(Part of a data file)

━━━━━━━━━━

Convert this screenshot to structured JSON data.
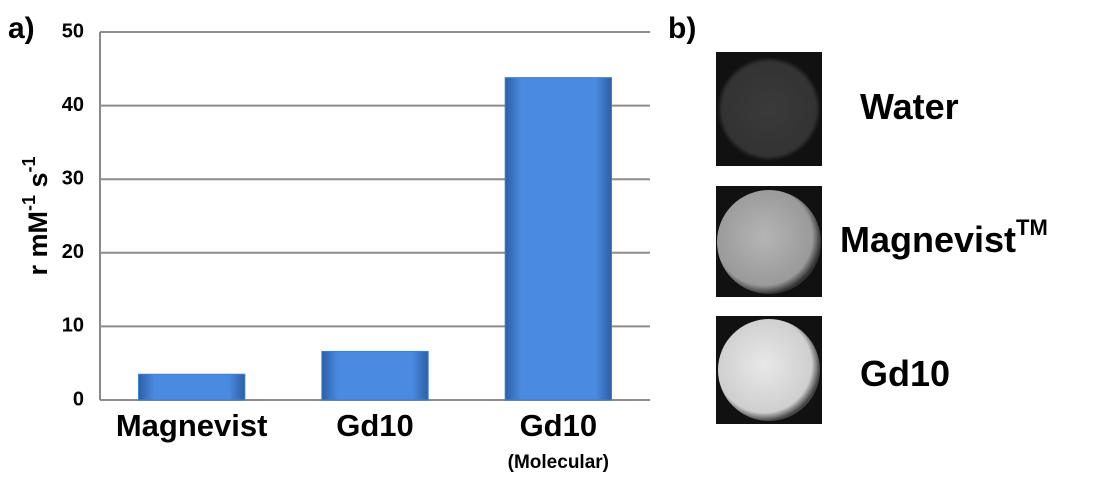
{
  "chart_data": {
    "type": "bar",
    "panel_label": "a)",
    "ylabel": [
      "r mM",
      "-1",
      " s",
      "-1"
    ],
    "categories": [
      "Magnevist",
      "Gd10",
      "Gd10"
    ],
    "category_notes": [
      null,
      null,
      "(Molecular)"
    ],
    "values": [
      3.5,
      6.6,
      43.8
    ],
    "color": "#3f7fd0",
    "ylim": [
      0,
      50
    ],
    "yticks": [
      0,
      10,
      20,
      30,
      40,
      50
    ],
    "grid": true
  },
  "panel_b": {
    "panel_label": "b)",
    "samples": [
      {
        "label": "Water"
      },
      {
        "label": "Magnevist",
        "mark": "TM"
      },
      {
        "label": "Gd10"
      }
    ]
  }
}
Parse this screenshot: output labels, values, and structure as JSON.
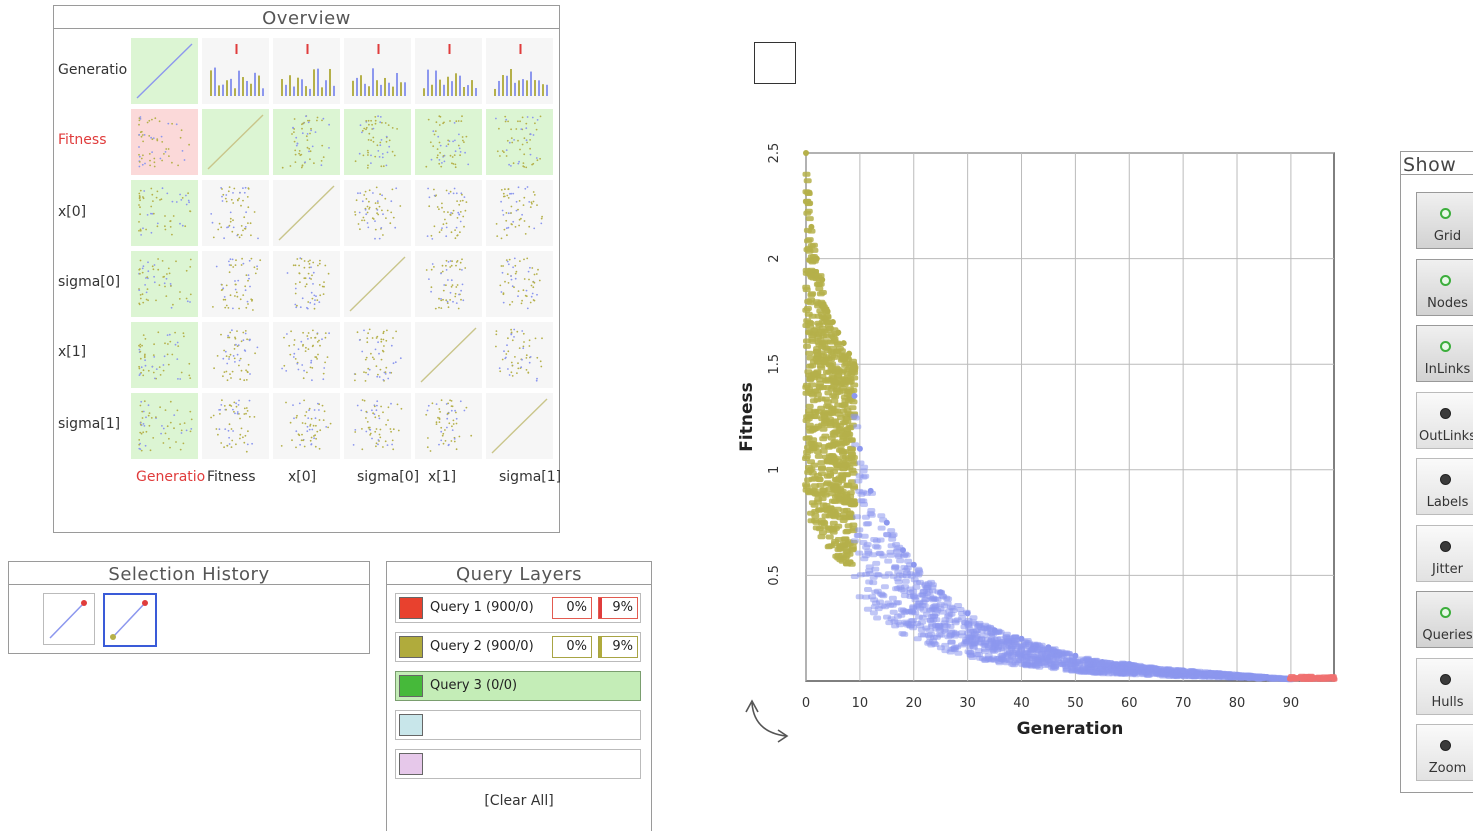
{
  "overview": {
    "title": "Overview",
    "row_labels": [
      "Generatio",
      "Fitness",
      "x[0]",
      "sigma[0]",
      "x[1]",
      "sigma[1]"
    ],
    "col_labels": [
      "Generatio",
      "Fitness",
      "x[0]",
      "sigma[0]",
      "x[1]",
      "sigma[1]"
    ],
    "highlighted_variable": "Fitness",
    "highlighted_color": "#e03c3c",
    "x_highlight_color": "#e03c3c"
  },
  "selection_history": {
    "title": "Selection History"
  },
  "query_layers": {
    "title": "Query Layers",
    "rows": [
      {
        "label": "Query 1 (900/0)",
        "color": "#e8412e",
        "pct_a": "0%",
        "pct_b": "9%",
        "active": false
      },
      {
        "label": "Query 2 (900/0)",
        "color": "#b0ab3c",
        "pct_a": "0%",
        "pct_b": "9%",
        "active": false
      },
      {
        "label": "Query 3 (0/0)",
        "color": "#46b93a",
        "active": true
      },
      {
        "label": "",
        "color": "#c8e6ea",
        "active": false
      },
      {
        "label": "",
        "color": "#e6c8ea",
        "active": false
      }
    ],
    "clear_all": "[Clear All]"
  },
  "chart_data": {
    "type": "scatter",
    "xlabel": "Generation",
    "ylabel": "Fitness",
    "xlim": [
      0,
      98
    ],
    "ylim": [
      0,
      2.5
    ],
    "xticks": [
      0,
      10,
      20,
      30,
      40,
      50,
      60,
      70,
      80,
      90
    ],
    "yticks": [
      0.5,
      1,
      1.5,
      2,
      2.5
    ],
    "grid": true,
    "series": [
      {
        "color": "#b5b04a",
        "x": [
          0,
          1,
          2,
          3,
          4,
          5,
          6,
          7,
          8,
          9
        ],
        "y": [
          2.5,
          2.15,
          2.0,
          1.9,
          1.75,
          1.7,
          1.65,
          1.6,
          1.55,
          1.5
        ]
      },
      {
        "color": "#8c97ee",
        "x": [
          9,
          10,
          12,
          15,
          18,
          20,
          25,
          30,
          35,
          40,
          45,
          50,
          55,
          60,
          65,
          70,
          75,
          80,
          85,
          90
        ],
        "y": [
          1.35,
          1.1,
          0.9,
          0.75,
          0.62,
          0.55,
          0.42,
          0.32,
          0.24,
          0.2,
          0.16,
          0.12,
          0.09,
          0.08,
          0.06,
          0.05,
          0.04,
          0.03,
          0.02,
          0.01
        ]
      },
      {
        "color": "#f07070",
        "x": [
          90,
          92,
          94,
          96,
          98
        ],
        "y": [
          0.01,
          0.01,
          0.01,
          0.01,
          0.01
        ]
      }
    ]
  },
  "show_panel": {
    "title": "Show",
    "buttons": [
      {
        "label": "Grid",
        "on": true
      },
      {
        "label": "Nodes",
        "on": true
      },
      {
        "label": "InLinks",
        "on": true
      },
      {
        "label": "OutLinks",
        "on": false
      },
      {
        "label": "Labels",
        "on": false
      },
      {
        "label": "Jitter",
        "on": false
      },
      {
        "label": "Queries",
        "on": true
      },
      {
        "label": "Hulls",
        "on": false
      },
      {
        "label": "Zoom",
        "on": false
      }
    ]
  }
}
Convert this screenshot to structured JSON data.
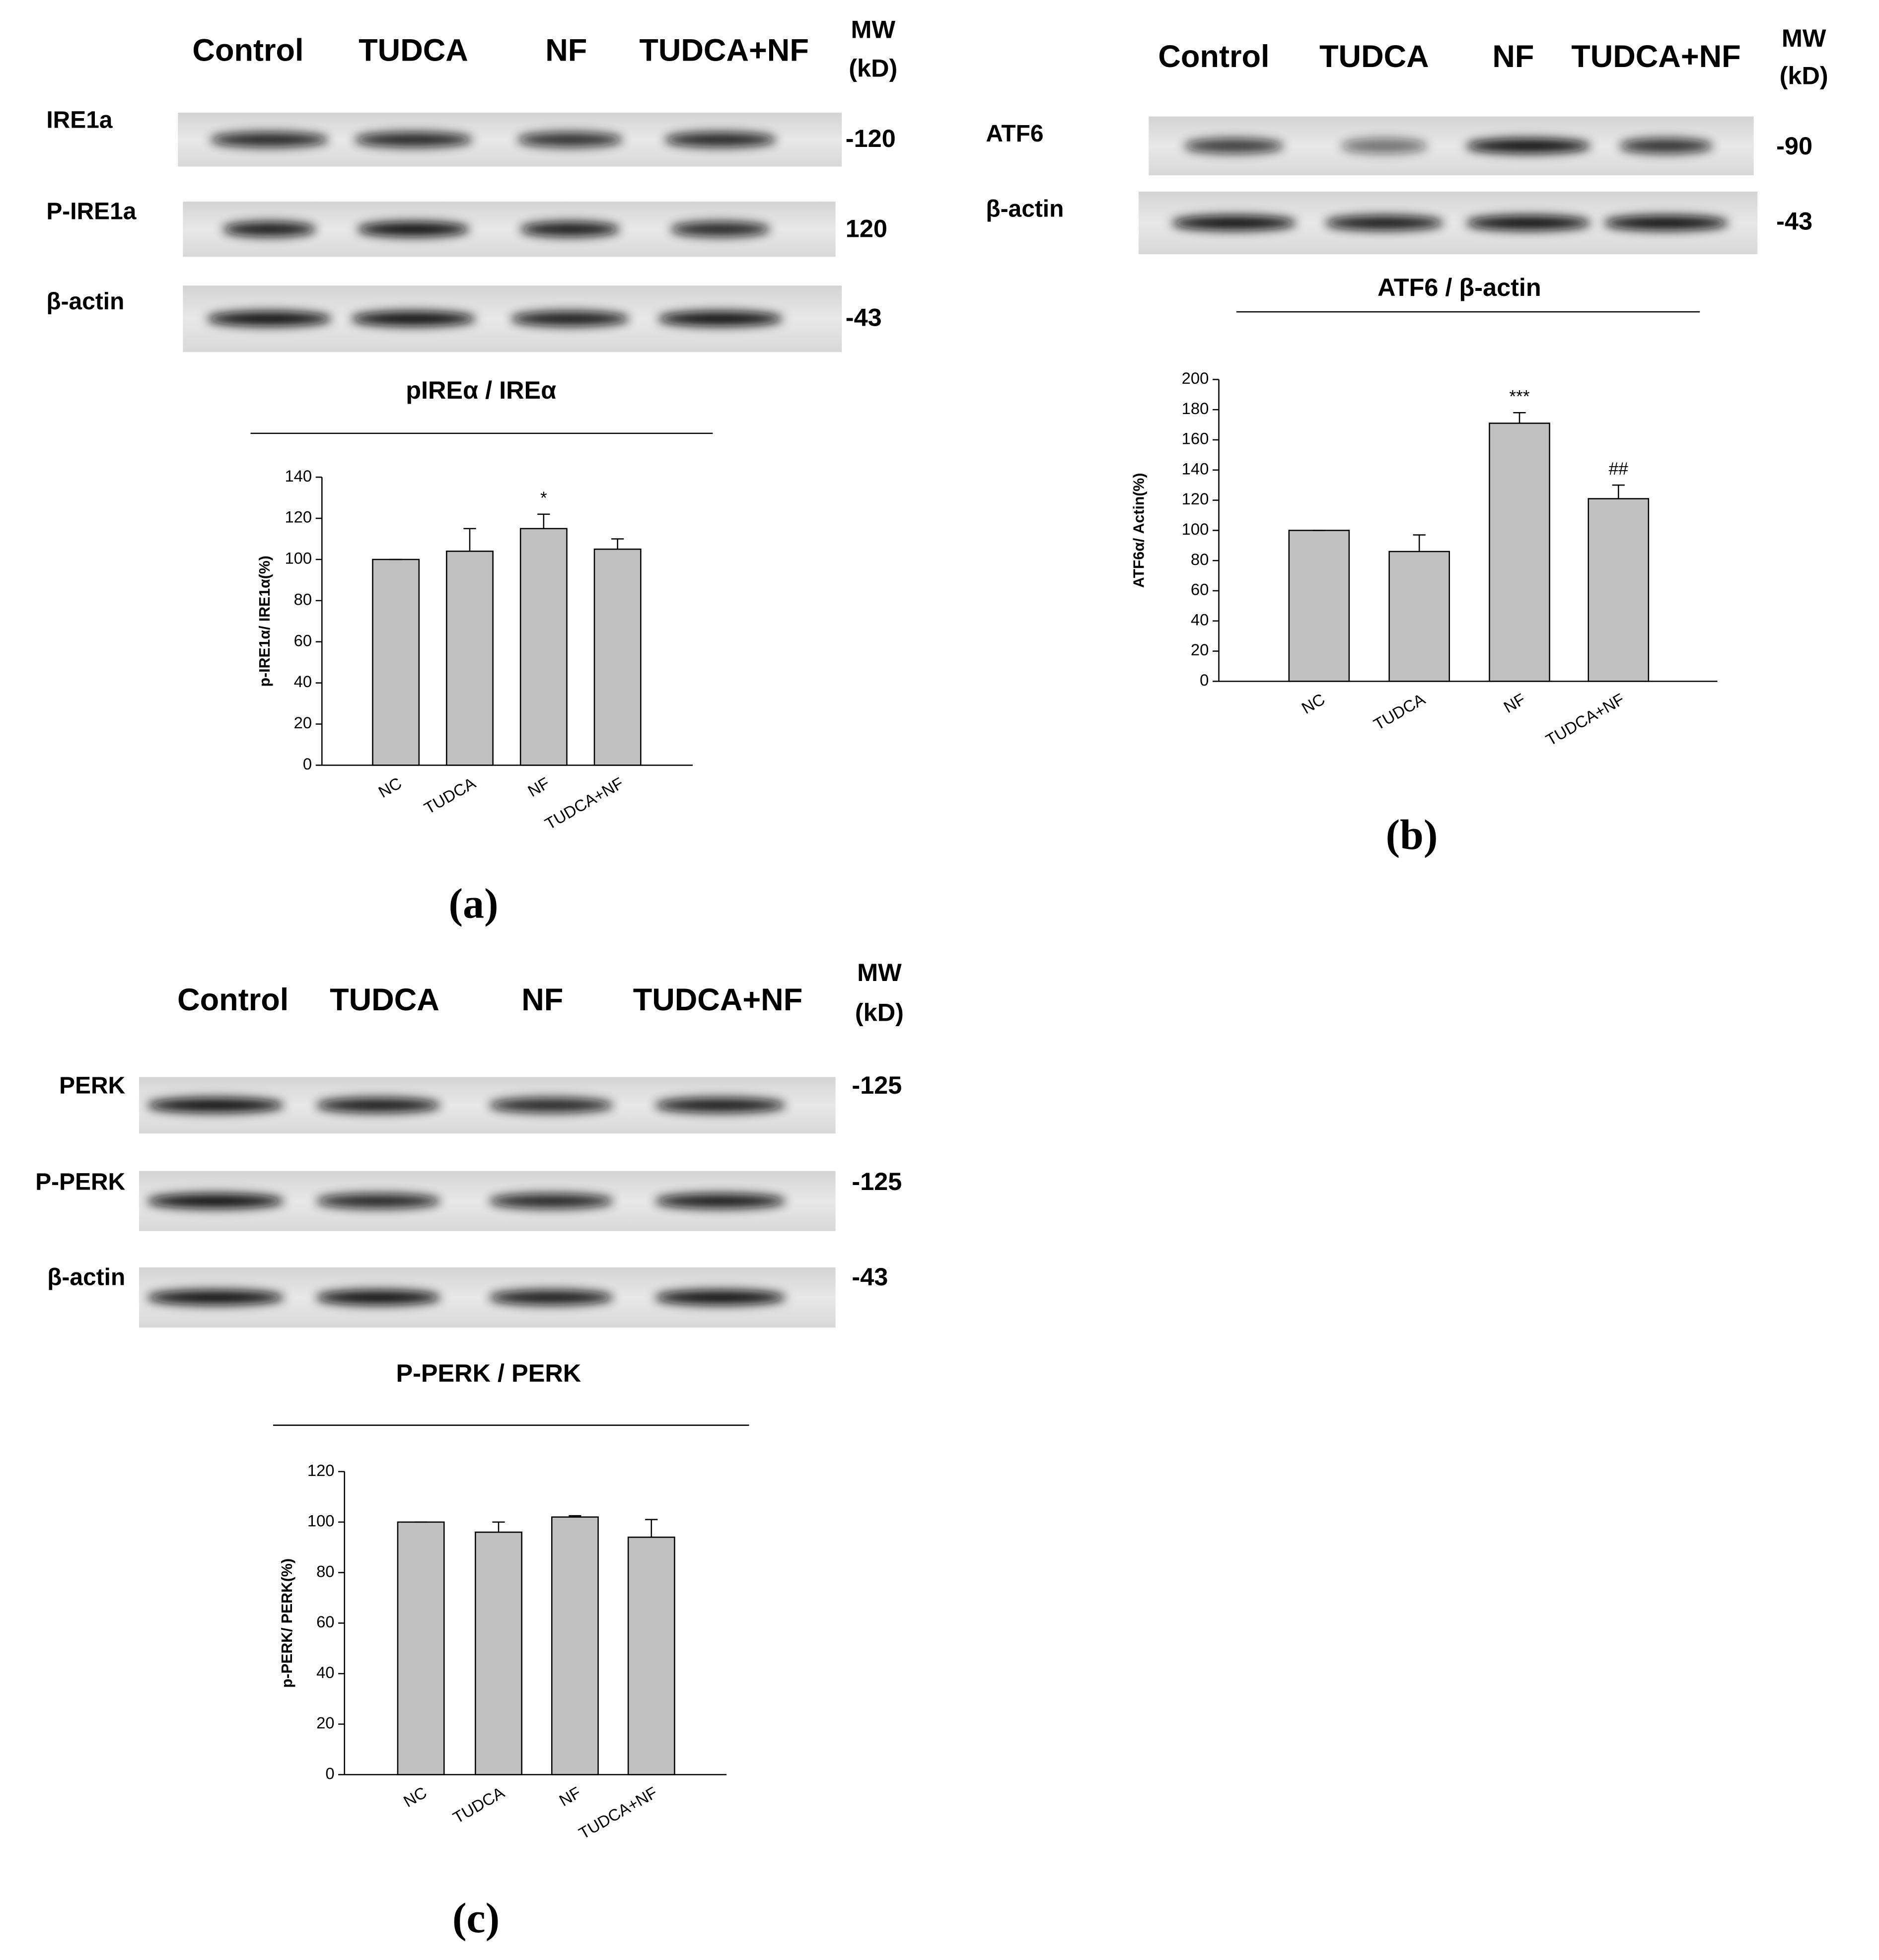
{
  "chart_data": [
    {
      "type": "bar",
      "panel": "(a)",
      "blot": {
        "lanes": [
          "Control",
          "TUDCA",
          "NF",
          "TUDCA+NF"
        ],
        "mw_header": [
          "MW",
          "(kD)"
        ],
        "rows": [
          {
            "label": "IRE1a",
            "mw": "-120"
          },
          {
            "label": "P-IRE1a",
            "mw": "120"
          },
          {
            "label": "β-actin",
            "mw": "-43"
          }
        ]
      },
      "title": "pIREα / IREα",
      "ylabel": "p-IRE1α/ IRE1α(%)",
      "categories": [
        "NC",
        "TUDCA",
        "NF",
        "TUDCA+NF"
      ],
      "values": [
        100,
        104,
        115,
        105
      ],
      "errors": [
        0,
        11,
        7,
        5
      ],
      "annotations": [
        {
          "category": "NF",
          "text": "*"
        }
      ],
      "color": "#c0c0c0",
      "ylim": [
        0,
        140
      ],
      "yticks": [
        0,
        20,
        40,
        60,
        80,
        100,
        120,
        140
      ]
    },
    {
      "type": "bar",
      "panel": "(b)",
      "blot": {
        "lanes": [
          "Control",
          "TUDCA",
          "NF",
          "TUDCA+NF"
        ],
        "mw_header": [
          "MW",
          "(kD)"
        ],
        "rows": [
          {
            "label": "ATF6",
            "mw": "-90"
          },
          {
            "label": "β-actin",
            "mw": "-43"
          }
        ]
      },
      "title": "ATF6 / β-actin",
      "ylabel": "ATF6α/ Actin(%)",
      "categories": [
        "NC",
        "TUDCA",
        "NF",
        "TUDCA+NF"
      ],
      "values": [
        100,
        86,
        171,
        121
      ],
      "errors": [
        0,
        11,
        7,
        9
      ],
      "annotations": [
        {
          "category": "NF",
          "text": "***"
        },
        {
          "category": "TUDCA+NF",
          "text": "##"
        }
      ],
      "color": "#c0c0c0",
      "ylim": [
        0,
        200
      ],
      "yticks": [
        0,
        20,
        40,
        60,
        80,
        100,
        120,
        140,
        160,
        180,
        200
      ]
    },
    {
      "type": "bar",
      "panel": "(c)",
      "blot": {
        "lanes": [
          "Control",
          "TUDCA",
          "NF",
          "TUDCA+NF"
        ],
        "mw_header": [
          "MW",
          "(kD)"
        ],
        "rows": [
          {
            "label": "PERK",
            "mw": "-125"
          },
          {
            "label": "P-PERK",
            "mw": "-125"
          },
          {
            "label": "β-actin",
            "mw": "-43"
          }
        ]
      },
      "title": "P-PERK / PERK",
      "ylabel": "p-PERK/ PERK(%)",
      "categories": [
        "NC",
        "TUDCA",
        "NF",
        "TUDCA+NF"
      ],
      "values": [
        100,
        96,
        102,
        94
      ],
      "errors": [
        0,
        4,
        0.5,
        7
      ],
      "color": "#c0c0c0",
      "ylim": [
        0,
        120
      ],
      "yticks": [
        0,
        20,
        40,
        60,
        80,
        100,
        120
      ]
    }
  ]
}
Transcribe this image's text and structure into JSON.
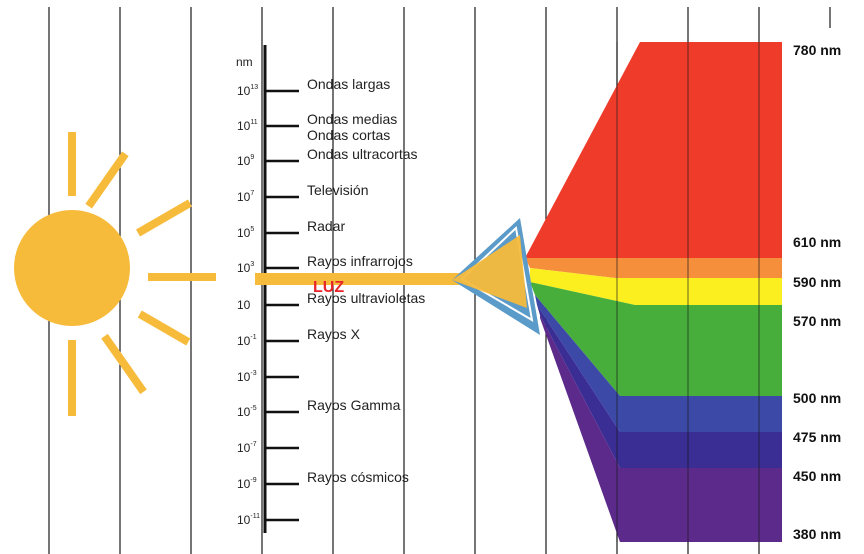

━━━━━━━━━━

Instructions for the task:
Check each line of the data above for the string "text", then report how many lines have it, with no other words.

Written response:
4